## Task goal
Can you transcribe every entry word for word, skipping the images?
◇ ◇ ◇ ◇
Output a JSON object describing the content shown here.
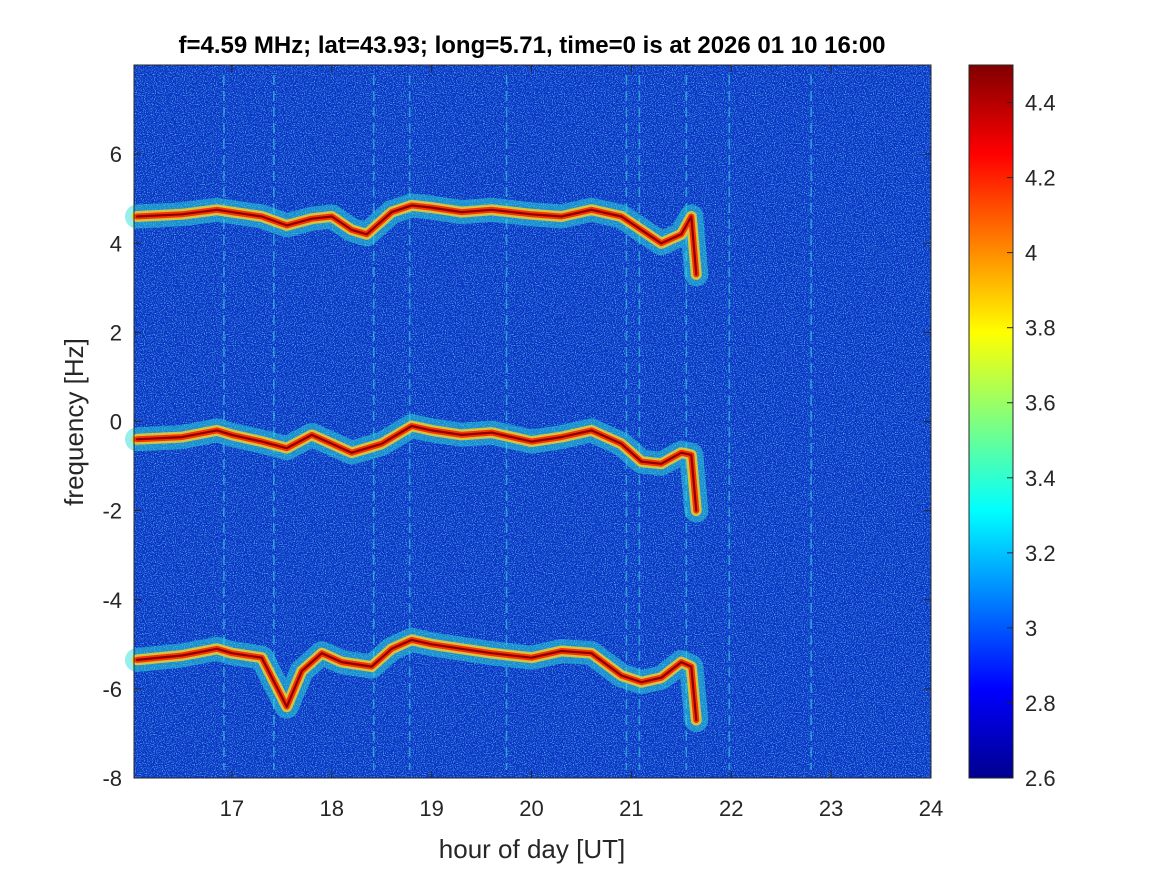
{
  "chart_data": {
    "type": "heatmap",
    "title": "f=4.59 MHz;  lat=43.93; long=5.71, time=0 is at 2026 01 10 16:00",
    "xlabel": "hour of day [UT]",
    "ylabel": "frequency [Hz]",
    "xlim": [
      16.02,
      24.0
    ],
    "ylim": [
      -8,
      8
    ],
    "xticks": [
      17,
      18,
      19,
      20,
      21,
      22,
      23,
      24
    ],
    "xtick_labels": [
      "17",
      "18",
      "19",
      "20",
      "21",
      "22",
      "23",
      "24"
    ],
    "yticks": [
      -8,
      -6,
      -4,
      -2,
      0,
      2,
      4,
      6
    ],
    "ytick_labels": [
      "-8",
      "-6",
      "-4",
      "-2",
      "0",
      "2",
      "4",
      "6"
    ],
    "colorbar": {
      "colormap": "jet",
      "limits": [
        2.6,
        4.5
      ],
      "ticks": [
        2.6,
        2.8,
        3,
        3.2,
        3.4,
        3.6,
        3.8,
        4,
        4.2,
        4.4
      ],
      "tick_labels": [
        "2.6",
        "2.8",
        "3",
        "3.2",
        "3.4",
        "3.6",
        "3.8",
        "4",
        "4.2",
        "4.4"
      ]
    },
    "background_level": 2.85,
    "traces": [
      {
        "x": [
          16.05,
          16.5,
          16.85,
          17.0,
          17.3,
          17.55,
          17.8,
          18.0,
          18.2,
          18.35,
          18.6,
          18.8,
          19.0,
          19.3,
          19.6,
          20.0,
          20.3,
          20.6,
          20.9,
          21.1,
          21.3,
          21.5,
          21.6,
          21.65
        ],
        "y": [
          4.6,
          4.65,
          4.75,
          4.7,
          4.6,
          4.4,
          4.55,
          4.6,
          4.3,
          4.2,
          4.7,
          4.85,
          4.8,
          4.7,
          4.75,
          4.65,
          4.6,
          4.75,
          4.6,
          4.3,
          4.0,
          4.2,
          4.6,
          3.3
        ]
      },
      {
        "x": [
          16.05,
          16.5,
          16.85,
          17.0,
          17.3,
          17.55,
          17.8,
          18.0,
          18.2,
          18.5,
          18.8,
          19.0,
          19.3,
          19.6,
          20.0,
          20.3,
          20.6,
          20.9,
          21.1,
          21.3,
          21.5,
          21.6,
          21.65
        ],
        "y": [
          -0.4,
          -0.35,
          -0.2,
          -0.3,
          -0.45,
          -0.6,
          -0.3,
          -0.5,
          -0.7,
          -0.5,
          -0.1,
          -0.2,
          -0.3,
          -0.25,
          -0.45,
          -0.35,
          -0.2,
          -0.5,
          -0.9,
          -0.95,
          -0.7,
          -0.75,
          -2.0
        ]
      },
      {
        "x": [
          16.05,
          16.5,
          16.85,
          17.0,
          17.3,
          17.55,
          17.7,
          17.9,
          18.1,
          18.4,
          18.6,
          18.8,
          19.0,
          19.3,
          19.6,
          20.0,
          20.3,
          20.6,
          20.9,
          21.1,
          21.3,
          21.5,
          21.6,
          21.65
        ],
        "y": [
          -5.35,
          -5.25,
          -5.1,
          -5.2,
          -5.3,
          -6.4,
          -5.6,
          -5.2,
          -5.4,
          -5.5,
          -5.1,
          -4.9,
          -5.0,
          -5.1,
          -5.2,
          -5.3,
          -5.15,
          -5.2,
          -5.7,
          -5.85,
          -5.75,
          -5.4,
          -5.5,
          -6.7
        ]
      }
    ],
    "spikes_x": [
      16.92,
      17.42,
      18.42,
      18.78,
      19.75,
      20.95,
      21.08,
      21.55,
      21.98,
      22.8
    ]
  }
}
◇ ◇ ◇ ◇
## Written reply
Output a JSON object describing the content shown here.
{
  "chart_data": {
    "type": "heatmap",
    "title": "f=4.59 MHz;  lat=43.93; long=5.71, time=0 is at 2026 01 10 16:00",
    "xlabel": "hour of day [UT]",
    "ylabel": "frequency [Hz]",
    "xlim": [
      16.02,
      24.0
    ],
    "ylim": [
      -8,
      8
    ],
    "xticks": [
      17,
      18,
      19,
      20,
      21,
      22,
      23,
      24
    ],
    "xtick_labels": [
      "17",
      "18",
      "19",
      "20",
      "21",
      "22",
      "23",
      "24"
    ],
    "yticks": [
      -8,
      -6,
      -4,
      -2,
      0,
      2,
      4,
      6
    ],
    "ytick_labels": [
      "-8",
      "-6",
      "-4",
      "-2",
      "0",
      "2",
      "4",
      "6"
    ],
    "colorbar": {
      "colormap": "jet",
      "limits": [
        2.6,
        4.5
      ],
      "ticks": [
        2.6,
        2.8,
        3,
        3.2,
        3.4,
        3.6,
        3.8,
        4,
        4.2,
        4.4
      ],
      "tick_labels": [
        "2.6",
        "2.8",
        "3",
        "3.2",
        "3.4",
        "3.6",
        "3.8",
        "4",
        "4.2",
        "4.4"
      ]
    },
    "background_level": 2.85,
    "traces": [
      {
        "x": [
          16.05,
          16.5,
          16.85,
          17.0,
          17.3,
          17.55,
          17.8,
          18.0,
          18.2,
          18.35,
          18.6,
          18.8,
          19.0,
          19.3,
          19.6,
          20.0,
          20.3,
          20.6,
          20.9,
          21.1,
          21.3,
          21.5,
          21.6,
          21.65
        ],
        "y": [
          4.6,
          4.65,
          4.75,
          4.7,
          4.6,
          4.4,
          4.55,
          4.6,
          4.3,
          4.2,
          4.7,
          4.85,
          4.8,
          4.7,
          4.75,
          4.65,
          4.6,
          4.75,
          4.6,
          4.3,
          4.0,
          4.2,
          4.6,
          3.3
        ]
      },
      {
        "x": [
          16.05,
          16.5,
          16.85,
          17.0,
          17.3,
          17.55,
          17.8,
          18.0,
          18.2,
          18.5,
          18.8,
          19.0,
          19.3,
          19.6,
          20.0,
          20.3,
          20.6,
          20.9,
          21.1,
          21.3,
          21.5,
          21.6,
          21.65
        ],
        "y": [
          -0.4,
          -0.35,
          -0.2,
          -0.3,
          -0.45,
          -0.6,
          -0.3,
          -0.5,
          -0.7,
          -0.5,
          -0.1,
          -0.2,
          -0.3,
          -0.25,
          -0.45,
          -0.35,
          -0.2,
          -0.5,
          -0.9,
          -0.95,
          -0.7,
          -0.75,
          -2.0
        ]
      },
      {
        "x": [
          16.05,
          16.5,
          16.85,
          17.0,
          17.3,
          17.55,
          17.7,
          17.9,
          18.1,
          18.4,
          18.6,
          18.8,
          19.0,
          19.3,
          19.6,
          20.0,
          20.3,
          20.6,
          20.9,
          21.1,
          21.3,
          21.5,
          21.6,
          21.65
        ],
        "y": [
          -5.35,
          -5.25,
          -5.1,
          -5.2,
          -5.3,
          -6.4,
          -5.6,
          -5.2,
          -5.4,
          -5.5,
          -5.1,
          -4.9,
          -5.0,
          -5.1,
          -5.2,
          -5.3,
          -5.15,
          -5.2,
          -5.7,
          -5.85,
          -5.75,
          -5.4,
          -5.5,
          -6.7
        ]
      }
    ],
    "spikes_x": [
      16.92,
      17.42,
      18.42,
      18.78,
      19.75,
      20.95,
      21.08,
      21.55,
      21.98,
      22.8
    ]
  }
}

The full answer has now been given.